**AIM**
Write out each entry again. Keep every word exactly as it is.
## START INPUT DATA
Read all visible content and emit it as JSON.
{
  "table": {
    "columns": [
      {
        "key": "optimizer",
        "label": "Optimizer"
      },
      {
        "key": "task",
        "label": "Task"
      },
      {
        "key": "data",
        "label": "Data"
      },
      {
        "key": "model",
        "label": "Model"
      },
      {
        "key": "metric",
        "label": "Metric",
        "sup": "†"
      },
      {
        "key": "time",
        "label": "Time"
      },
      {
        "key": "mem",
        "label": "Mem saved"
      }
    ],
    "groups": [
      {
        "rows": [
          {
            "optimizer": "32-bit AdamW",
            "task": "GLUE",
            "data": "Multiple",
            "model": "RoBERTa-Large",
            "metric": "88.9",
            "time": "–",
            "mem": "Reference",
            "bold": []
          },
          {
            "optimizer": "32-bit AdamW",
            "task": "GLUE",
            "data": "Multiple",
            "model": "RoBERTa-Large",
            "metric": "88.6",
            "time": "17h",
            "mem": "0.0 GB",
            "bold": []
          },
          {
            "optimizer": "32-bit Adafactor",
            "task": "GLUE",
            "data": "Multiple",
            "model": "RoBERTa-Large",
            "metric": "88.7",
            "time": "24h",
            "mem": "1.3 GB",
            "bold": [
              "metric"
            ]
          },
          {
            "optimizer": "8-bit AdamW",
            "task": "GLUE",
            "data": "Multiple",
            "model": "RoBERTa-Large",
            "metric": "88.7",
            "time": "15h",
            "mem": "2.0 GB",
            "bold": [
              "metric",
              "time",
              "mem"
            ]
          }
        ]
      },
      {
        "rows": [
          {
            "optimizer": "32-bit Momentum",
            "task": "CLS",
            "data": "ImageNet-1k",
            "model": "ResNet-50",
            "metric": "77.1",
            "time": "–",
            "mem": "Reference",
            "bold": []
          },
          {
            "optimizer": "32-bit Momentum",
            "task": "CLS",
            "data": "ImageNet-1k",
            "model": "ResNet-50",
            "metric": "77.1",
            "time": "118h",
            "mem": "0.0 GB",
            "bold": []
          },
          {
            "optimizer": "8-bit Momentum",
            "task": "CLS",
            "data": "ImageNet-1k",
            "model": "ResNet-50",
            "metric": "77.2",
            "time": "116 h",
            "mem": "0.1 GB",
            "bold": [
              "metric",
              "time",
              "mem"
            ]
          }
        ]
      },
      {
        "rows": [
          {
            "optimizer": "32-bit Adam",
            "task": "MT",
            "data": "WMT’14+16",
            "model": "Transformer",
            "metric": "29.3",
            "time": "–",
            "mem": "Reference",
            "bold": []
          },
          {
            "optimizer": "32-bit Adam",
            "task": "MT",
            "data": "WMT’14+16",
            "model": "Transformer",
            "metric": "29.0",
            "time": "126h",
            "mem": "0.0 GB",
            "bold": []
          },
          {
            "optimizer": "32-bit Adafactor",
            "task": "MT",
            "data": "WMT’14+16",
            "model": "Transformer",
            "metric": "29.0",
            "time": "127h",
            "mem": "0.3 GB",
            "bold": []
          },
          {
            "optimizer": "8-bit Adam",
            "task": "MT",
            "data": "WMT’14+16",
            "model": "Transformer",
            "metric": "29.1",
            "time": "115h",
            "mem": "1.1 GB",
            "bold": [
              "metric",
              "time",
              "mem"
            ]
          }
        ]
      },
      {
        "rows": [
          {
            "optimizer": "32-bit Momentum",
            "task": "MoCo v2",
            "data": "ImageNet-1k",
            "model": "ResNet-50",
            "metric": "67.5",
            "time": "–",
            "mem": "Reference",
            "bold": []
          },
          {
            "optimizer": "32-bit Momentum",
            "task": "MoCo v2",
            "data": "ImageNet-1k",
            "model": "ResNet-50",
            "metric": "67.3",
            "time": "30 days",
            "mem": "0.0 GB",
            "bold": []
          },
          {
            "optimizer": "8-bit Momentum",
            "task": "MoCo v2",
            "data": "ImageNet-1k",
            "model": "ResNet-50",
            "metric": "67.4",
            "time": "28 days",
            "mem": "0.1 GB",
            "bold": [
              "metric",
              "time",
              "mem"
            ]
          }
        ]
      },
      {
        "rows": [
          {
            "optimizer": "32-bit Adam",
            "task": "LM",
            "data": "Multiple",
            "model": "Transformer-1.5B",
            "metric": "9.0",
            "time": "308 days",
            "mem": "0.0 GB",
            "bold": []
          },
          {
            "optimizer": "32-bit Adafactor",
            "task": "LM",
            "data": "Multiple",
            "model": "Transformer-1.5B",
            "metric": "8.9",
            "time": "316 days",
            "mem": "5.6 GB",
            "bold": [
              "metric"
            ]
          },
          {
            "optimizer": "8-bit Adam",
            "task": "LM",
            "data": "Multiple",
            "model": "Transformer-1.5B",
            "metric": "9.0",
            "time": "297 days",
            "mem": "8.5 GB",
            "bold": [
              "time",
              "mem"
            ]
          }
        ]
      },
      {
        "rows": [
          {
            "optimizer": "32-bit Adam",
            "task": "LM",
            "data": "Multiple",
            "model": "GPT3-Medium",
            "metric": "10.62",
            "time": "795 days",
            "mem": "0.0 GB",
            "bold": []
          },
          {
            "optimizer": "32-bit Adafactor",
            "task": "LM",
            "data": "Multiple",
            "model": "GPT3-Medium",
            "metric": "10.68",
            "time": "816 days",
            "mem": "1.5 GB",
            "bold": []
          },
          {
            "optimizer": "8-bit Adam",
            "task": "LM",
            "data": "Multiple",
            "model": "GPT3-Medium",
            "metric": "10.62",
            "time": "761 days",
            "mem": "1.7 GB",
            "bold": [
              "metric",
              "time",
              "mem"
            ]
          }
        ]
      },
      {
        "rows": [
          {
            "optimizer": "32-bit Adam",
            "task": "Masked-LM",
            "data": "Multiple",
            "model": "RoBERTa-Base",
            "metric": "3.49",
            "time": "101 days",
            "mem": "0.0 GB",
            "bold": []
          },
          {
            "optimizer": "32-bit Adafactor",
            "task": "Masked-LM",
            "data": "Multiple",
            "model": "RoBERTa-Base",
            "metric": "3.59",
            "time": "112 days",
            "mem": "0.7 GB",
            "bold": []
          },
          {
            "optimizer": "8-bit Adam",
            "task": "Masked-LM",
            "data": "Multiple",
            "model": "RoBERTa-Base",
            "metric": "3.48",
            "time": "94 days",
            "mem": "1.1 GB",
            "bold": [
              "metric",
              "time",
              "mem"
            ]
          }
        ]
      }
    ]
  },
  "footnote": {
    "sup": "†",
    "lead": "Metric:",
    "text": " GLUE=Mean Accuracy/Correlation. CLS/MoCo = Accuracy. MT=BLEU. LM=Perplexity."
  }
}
## END INPUT DATA
**RESPONSE BELOW**
Read all visible content and emit it as JSON.
{
  "table": {
    "columns": [
      {
        "key": "optimizer",
        "label": "Optimizer"
      },
      {
        "key": "task",
        "label": "Task"
      },
      {
        "key": "data",
        "label": "Data"
      },
      {
        "key": "model",
        "label": "Model"
      },
      {
        "key": "metric",
        "label": "Metric",
        "sup": "†"
      },
      {
        "key": "time",
        "label": "Time"
      },
      {
        "key": "mem",
        "label": "Mem saved"
      }
    ],
    "groups": [
      {
        "rows": [
          {
            "optimizer": "32-bit AdamW",
            "task": "GLUE",
            "data": "Multiple",
            "model": "RoBERTa-Large",
            "metric": "88.9",
            "time": "–",
            "mem": "Reference",
            "bold": []
          },
          {
            "optimizer": "32-bit AdamW",
            "task": "GLUE",
            "data": "Multiple",
            "model": "RoBERTa-Large",
            "metric": "88.6",
            "time": "17h",
            "mem": "0.0 GB",
            "bold": []
          },
          {
            "optimizer": "32-bit Adafactor",
            "task": "GLUE",
            "data": "Multiple",
            "model": "RoBERTa-Large",
            "metric": "88.7",
            "time": "24h",
            "mem": "1.3 GB",
            "bold": [
              "metric"
            ]
          },
          {
            "optimizer": "8-bit AdamW",
            "task": "GLUE",
            "data": "Multiple",
            "model": "RoBERTa-Large",
            "metric": "88.7",
            "time": "15h",
            "mem": "2.0 GB",
            "bold": [
              "metric",
              "time",
              "mem"
            ]
          }
        ]
      },
      {
        "rows": [
          {
            "optimizer": "32-bit Momentum",
            "task": "CLS",
            "data": "ImageNet-1k",
            "model": "ResNet-50",
            "metric": "77.1",
            "time": "–",
            "mem": "Reference",
            "bold": []
          },
          {
            "optimizer": "32-bit Momentum",
            "task": "CLS",
            "data": "ImageNet-1k",
            "model": "ResNet-50",
            "metric": "77.1",
            "time": "118h",
            "mem": "0.0 GB",
            "bold": []
          },
          {
            "optimizer": "8-bit Momentum",
            "task": "CLS",
            "data": "ImageNet-1k",
            "model": "ResNet-50",
            "metric": "77.2",
            "time": "116 h",
            "mem": "0.1 GB",
            "bold": [
              "metric",
              "time",
              "mem"
            ]
          }
        ]
      },
      {
        "rows": [
          {
            "optimizer": "32-bit Adam",
            "task": "MT",
            "data": "WMT’14+16",
            "model": "Transformer",
            "metric": "29.3",
            "time": "–",
            "mem": "Reference",
            "bold": []
          },
          {
            "optimizer": "32-bit Adam",
            "task": "MT",
            "data": "WMT’14+16",
            "model": "Transformer",
            "metric": "29.0",
            "time": "126h",
            "mem": "0.0 GB",
            "bold": []
          },
          {
            "optimizer": "32-bit Adafactor",
            "task": "MT",
            "data": "WMT’14+16",
            "model": "Transformer",
            "metric": "29.0",
            "time": "127h",
            "mem": "0.3 GB",
            "bold": []
          },
          {
            "optimizer": "8-bit Adam",
            "task": "MT",
            "data": "WMT’14+16",
            "model": "Transformer",
            "metric": "29.1",
            "time": "115h",
            "mem": "1.1 GB",
            "bold": [
              "metric",
              "time",
              "mem"
            ]
          }
        ]
      },
      {
        "rows": [
          {
            "optimizer": "32-bit Momentum",
            "task": "MoCo v2",
            "data": "ImageNet-1k",
            "model": "ResNet-50",
            "metric": "67.5",
            "time": "–",
            "mem": "Reference",
            "bold": []
          },
          {
            "optimizer": "32-bit Momentum",
            "task": "MoCo v2",
            "data": "ImageNet-1k",
            "model": "ResNet-50",
            "metric": "67.3",
            "time": "30 days",
            "mem": "0.0 GB",
            "bold": []
          },
          {
            "optimizer": "8-bit Momentum",
            "task": "MoCo v2",
            "data": "ImageNet-1k",
            "model": "ResNet-50",
            "metric": "67.4",
            "time": "28 days",
            "mem": "0.1 GB",
            "bold": [
              "metric",
              "time",
              "mem"
            ]
          }
        ]
      },
      {
        "rows": [
          {
            "optimizer": "32-bit Adam",
            "task": "LM",
            "data": "Multiple",
            "model": "Transformer-1.5B",
            "metric": "9.0",
            "time": "308 days",
            "mem": "0.0 GB",
            "bold": []
          },
          {
            "optimizer": "32-bit Adafactor",
            "task": "LM",
            "data": "Multiple",
            "model": "Transformer-1.5B",
            "metric": "8.9",
            "time": "316 days",
            "mem": "5.6 GB",
            "bold": [
              "metric"
            ]
          },
          {
            "optimizer": "8-bit Adam",
            "task": "LM",
            "data": "Multiple",
            "model": "Transformer-1.5B",
            "metric": "9.0",
            "time": "297 days",
            "mem": "8.5 GB",
            "bold": [
              "time",
              "mem"
            ]
          }
        ]
      },
      {
        "rows": [
          {
            "optimizer": "32-bit Adam",
            "task": "LM",
            "data": "Multiple",
            "model": "GPT3-Medium",
            "metric": "10.62",
            "time": "795 days",
            "mem": "0.0 GB",
            "bold": []
          },
          {
            "optimizer": "32-bit Adafactor",
            "task": "LM",
            "data": "Multiple",
            "model": "GPT3-Medium",
            "metric": "10.68",
            "time": "816 days",
            "mem": "1.5 GB",
            "bold": []
          },
          {
            "optimizer": "8-bit Adam",
            "task": "LM",
            "data": "Multiple",
            "model": "GPT3-Medium",
            "metric": "10.62",
            "time": "761 days",
            "mem": "1.7 GB",
            "bold": [
              "metric",
              "time",
              "mem"
            ]
          }
        ]
      },
      {
        "rows": [
          {
            "optimizer": "32-bit Adam",
            "task": "Masked-LM",
            "data": "Multiple",
            "model": "RoBERTa-Base",
            "metric": "3.49",
            "time": "101 days",
            "mem": "0.0 GB",
            "bold": []
          },
          {
            "optimizer": "32-bit Adafactor",
            "task": "Masked-LM",
            "data": "Multiple",
            "model": "RoBERTa-Base",
            "metric": "3.59",
            "time": "112 days",
            "mem": "0.7 GB",
            "bold": []
          },
          {
            "optimizer": "8-bit Adam",
            "task": "Masked-LM",
            "data": "Multiple",
            "model": "RoBERTa-Base",
            "metric": "3.48",
            "time": "94 days",
            "mem": "1.1 GB",
            "bold": [
              "metric",
              "time",
              "mem"
            ]
          }
        ]
      }
    ]
  },
  "footnote": {
    "sup": "†",
    "lead": "Metric:",
    "text": " GLUE=Mean Accuracy/Correlation. CLS/MoCo = Accuracy. MT=BLEU. LM=Perplexity."
  }
}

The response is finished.